On 2/20/24 1:02 PM, Davidlohr Bueso wrote:
> On Wed, 14 Feb 2024, Ben Cheatham wrote:
> 
>> Update EINJ kernel document to include how to inject CXL protocol error
>> types, build the kernel to include CXL error types, and give an example
>> injection.
>>
>> Reviewed-by: Jonathan Cameron <Jonathan.Cameron@huawei.com>
>> Signed-off-by: Ben Cheatham <Benjamin.Cheatham@amd.com>
> 
> Would vote for folding into 2/3, but otherwise looks good with a minor
> suggestion.
> 

I would, but I think 2/3 is already pretty large and this is more digestible to me. I've also reworked a large portion of
that patch for v13 so it's probably better to keep it smaller.

> Reviewed-by: Davidlohr Bueso <dave@stgolabs.net>
> 
>> ---
>> .../firmware-guide/acpi/apei/einj.rst         | 19 +++++++++++++++++++
>> 1 file changed, 19 insertions(+)
>>
>> diff --git a/Documentation/firmware-guide/acpi/apei/einj.rst b/Documentation/firmware-guide/acpi/apei/einj.rst
>> index d6b61d22f525..f179adf7b61c 100644
>> --- a/Documentation/firmware-guide/acpi/apei/einj.rst
>> +++ b/Documentation/firmware-guide/acpi/apei/einj.rst
>> @@ -181,6 +181,25 @@ You should see something like this in dmesg::
>>   [22715.834759] EDAC sbridge MC3: PROCESSOR 0:306e7 TIME 1422553404 SOCKET 0 APIC 0
>>   [22716.616173] EDAC MC3: 1 CE memory read error on CPU_SrcID#0_Channel#0_DIMM#0 (channel:0 slot:0 page:0x12345 offset:0x0 grain:32 syndrome:0x0 -  area:DRAM err_code:0001:0090 socket:0 channel_mask:1 rank:0)
>>
>> +CXL error types are supported from ACPI 6.5 onwards. These error types
>                              ^ and target a CXL Port
> 

Will add.

Thanks,
Ben

>> +are not available in the legacy interface at /sys/kernel/debug/apei/einj,
>> +and are instead at /sys/kernel/debug/cxl/. There is a file under debug/cxl
>> +called "einj_type" that is analogous to available_error_type under debug/cxl.

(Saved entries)

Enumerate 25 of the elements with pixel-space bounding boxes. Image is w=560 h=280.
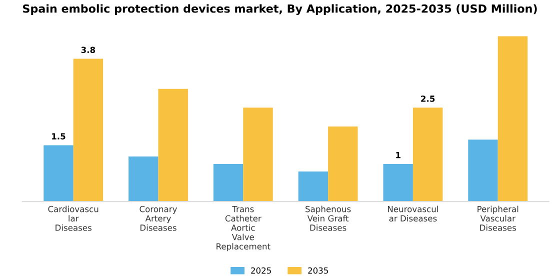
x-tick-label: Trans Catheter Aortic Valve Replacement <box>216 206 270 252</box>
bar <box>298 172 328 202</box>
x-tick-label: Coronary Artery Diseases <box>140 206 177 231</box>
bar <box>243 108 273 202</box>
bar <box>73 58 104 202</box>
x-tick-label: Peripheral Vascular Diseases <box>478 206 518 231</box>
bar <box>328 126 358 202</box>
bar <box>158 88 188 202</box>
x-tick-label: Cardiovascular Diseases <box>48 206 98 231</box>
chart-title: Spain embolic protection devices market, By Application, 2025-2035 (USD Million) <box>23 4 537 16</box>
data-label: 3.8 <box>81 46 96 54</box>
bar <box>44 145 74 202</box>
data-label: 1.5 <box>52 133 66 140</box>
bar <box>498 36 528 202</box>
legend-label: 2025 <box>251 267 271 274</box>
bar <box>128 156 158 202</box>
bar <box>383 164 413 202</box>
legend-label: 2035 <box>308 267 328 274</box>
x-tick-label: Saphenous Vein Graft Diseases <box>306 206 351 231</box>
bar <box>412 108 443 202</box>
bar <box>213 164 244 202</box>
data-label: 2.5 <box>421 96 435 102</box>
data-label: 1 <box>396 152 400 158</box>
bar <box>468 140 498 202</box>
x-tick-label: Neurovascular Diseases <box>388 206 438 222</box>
* * *
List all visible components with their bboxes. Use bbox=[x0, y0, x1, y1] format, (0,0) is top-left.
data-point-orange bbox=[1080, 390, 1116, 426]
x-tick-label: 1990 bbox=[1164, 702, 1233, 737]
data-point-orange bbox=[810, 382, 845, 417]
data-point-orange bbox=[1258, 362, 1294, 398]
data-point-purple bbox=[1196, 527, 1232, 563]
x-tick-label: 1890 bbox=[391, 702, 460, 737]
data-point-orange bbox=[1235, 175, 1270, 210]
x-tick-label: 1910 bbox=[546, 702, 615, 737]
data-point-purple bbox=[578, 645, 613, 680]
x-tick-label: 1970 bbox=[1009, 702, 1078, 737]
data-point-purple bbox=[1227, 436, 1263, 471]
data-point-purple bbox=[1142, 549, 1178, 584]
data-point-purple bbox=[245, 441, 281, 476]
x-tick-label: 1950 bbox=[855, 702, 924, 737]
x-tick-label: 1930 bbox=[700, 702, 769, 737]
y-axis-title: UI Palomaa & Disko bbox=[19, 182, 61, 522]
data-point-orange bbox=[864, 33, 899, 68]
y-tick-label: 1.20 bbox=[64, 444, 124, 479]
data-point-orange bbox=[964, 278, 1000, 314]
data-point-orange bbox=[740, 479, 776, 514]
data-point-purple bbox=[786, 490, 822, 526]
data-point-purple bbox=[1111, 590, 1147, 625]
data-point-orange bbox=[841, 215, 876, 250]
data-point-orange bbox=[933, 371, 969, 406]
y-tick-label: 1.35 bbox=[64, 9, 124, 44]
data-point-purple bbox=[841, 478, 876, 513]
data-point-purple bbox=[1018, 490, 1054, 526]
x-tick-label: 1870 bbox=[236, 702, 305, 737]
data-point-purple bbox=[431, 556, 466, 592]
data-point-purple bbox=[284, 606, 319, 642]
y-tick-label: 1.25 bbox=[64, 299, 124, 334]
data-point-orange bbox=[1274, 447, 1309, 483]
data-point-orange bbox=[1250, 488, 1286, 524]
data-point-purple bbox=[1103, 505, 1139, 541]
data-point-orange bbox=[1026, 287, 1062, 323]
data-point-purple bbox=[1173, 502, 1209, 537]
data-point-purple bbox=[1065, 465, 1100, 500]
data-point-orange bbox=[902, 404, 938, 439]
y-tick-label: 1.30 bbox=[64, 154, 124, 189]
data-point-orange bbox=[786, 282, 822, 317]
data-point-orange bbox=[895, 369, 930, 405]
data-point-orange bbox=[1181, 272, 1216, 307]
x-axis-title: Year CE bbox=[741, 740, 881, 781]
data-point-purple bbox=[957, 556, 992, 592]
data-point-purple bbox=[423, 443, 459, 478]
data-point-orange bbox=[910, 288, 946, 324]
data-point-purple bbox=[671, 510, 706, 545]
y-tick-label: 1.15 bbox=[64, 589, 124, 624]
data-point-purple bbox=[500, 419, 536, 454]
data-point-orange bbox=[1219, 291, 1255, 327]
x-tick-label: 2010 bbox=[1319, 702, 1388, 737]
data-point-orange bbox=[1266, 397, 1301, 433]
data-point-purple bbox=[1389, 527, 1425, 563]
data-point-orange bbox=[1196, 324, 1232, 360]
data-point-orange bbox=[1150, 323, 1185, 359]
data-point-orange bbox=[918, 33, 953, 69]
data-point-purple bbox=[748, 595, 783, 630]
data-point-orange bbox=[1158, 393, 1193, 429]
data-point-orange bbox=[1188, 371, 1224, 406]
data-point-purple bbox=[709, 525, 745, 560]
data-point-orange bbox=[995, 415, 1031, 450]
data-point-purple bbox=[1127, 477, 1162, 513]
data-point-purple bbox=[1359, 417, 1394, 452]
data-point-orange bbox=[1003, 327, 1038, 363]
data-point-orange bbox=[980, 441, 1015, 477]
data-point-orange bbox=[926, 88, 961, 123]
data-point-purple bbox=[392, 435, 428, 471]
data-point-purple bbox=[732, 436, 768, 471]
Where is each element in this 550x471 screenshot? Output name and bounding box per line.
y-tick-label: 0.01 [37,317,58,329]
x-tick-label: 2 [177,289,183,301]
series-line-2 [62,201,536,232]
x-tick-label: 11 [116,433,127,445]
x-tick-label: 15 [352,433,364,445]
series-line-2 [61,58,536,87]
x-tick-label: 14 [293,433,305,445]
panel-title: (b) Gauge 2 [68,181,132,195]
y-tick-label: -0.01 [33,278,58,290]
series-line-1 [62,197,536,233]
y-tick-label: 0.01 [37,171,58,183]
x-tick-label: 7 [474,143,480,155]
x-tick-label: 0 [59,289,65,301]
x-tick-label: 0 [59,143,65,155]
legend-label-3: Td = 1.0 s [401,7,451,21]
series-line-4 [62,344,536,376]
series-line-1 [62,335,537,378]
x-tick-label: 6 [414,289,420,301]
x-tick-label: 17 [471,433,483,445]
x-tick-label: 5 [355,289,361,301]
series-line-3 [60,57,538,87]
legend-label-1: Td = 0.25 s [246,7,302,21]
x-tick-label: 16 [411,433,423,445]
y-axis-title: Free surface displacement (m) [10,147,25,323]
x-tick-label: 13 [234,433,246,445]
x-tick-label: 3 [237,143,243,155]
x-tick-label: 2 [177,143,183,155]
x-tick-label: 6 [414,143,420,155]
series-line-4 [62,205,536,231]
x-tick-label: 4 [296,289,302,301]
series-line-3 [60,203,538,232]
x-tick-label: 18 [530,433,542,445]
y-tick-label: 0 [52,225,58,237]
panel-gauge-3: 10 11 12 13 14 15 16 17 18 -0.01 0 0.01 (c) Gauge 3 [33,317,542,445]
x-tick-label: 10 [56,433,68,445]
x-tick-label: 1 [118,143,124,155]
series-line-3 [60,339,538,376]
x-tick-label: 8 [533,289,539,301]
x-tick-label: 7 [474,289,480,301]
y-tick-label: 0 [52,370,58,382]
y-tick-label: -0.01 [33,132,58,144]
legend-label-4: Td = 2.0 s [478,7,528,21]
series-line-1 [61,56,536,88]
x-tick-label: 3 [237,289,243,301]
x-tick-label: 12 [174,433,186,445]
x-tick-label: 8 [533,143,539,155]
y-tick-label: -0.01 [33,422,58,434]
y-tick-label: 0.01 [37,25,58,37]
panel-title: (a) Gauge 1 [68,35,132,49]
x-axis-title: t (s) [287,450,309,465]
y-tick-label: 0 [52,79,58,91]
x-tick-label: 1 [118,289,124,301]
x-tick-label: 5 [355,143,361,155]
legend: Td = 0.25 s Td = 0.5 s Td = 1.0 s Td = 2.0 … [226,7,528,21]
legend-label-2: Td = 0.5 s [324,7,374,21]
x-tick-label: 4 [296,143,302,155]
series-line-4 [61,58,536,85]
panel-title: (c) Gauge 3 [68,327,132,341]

(EXERCISE AIM)
Can you reproduce the part of the CXL patch thread starting at "I would, but" and ending at "keep it smaller.", word for word?

(OUTPUT OF THE TASK)
I would, but I think 2/3 is already pretty large and this is more digestible to me. I've also reworked a large portion of
that patch for v13 so it's probably better to keep it smaller.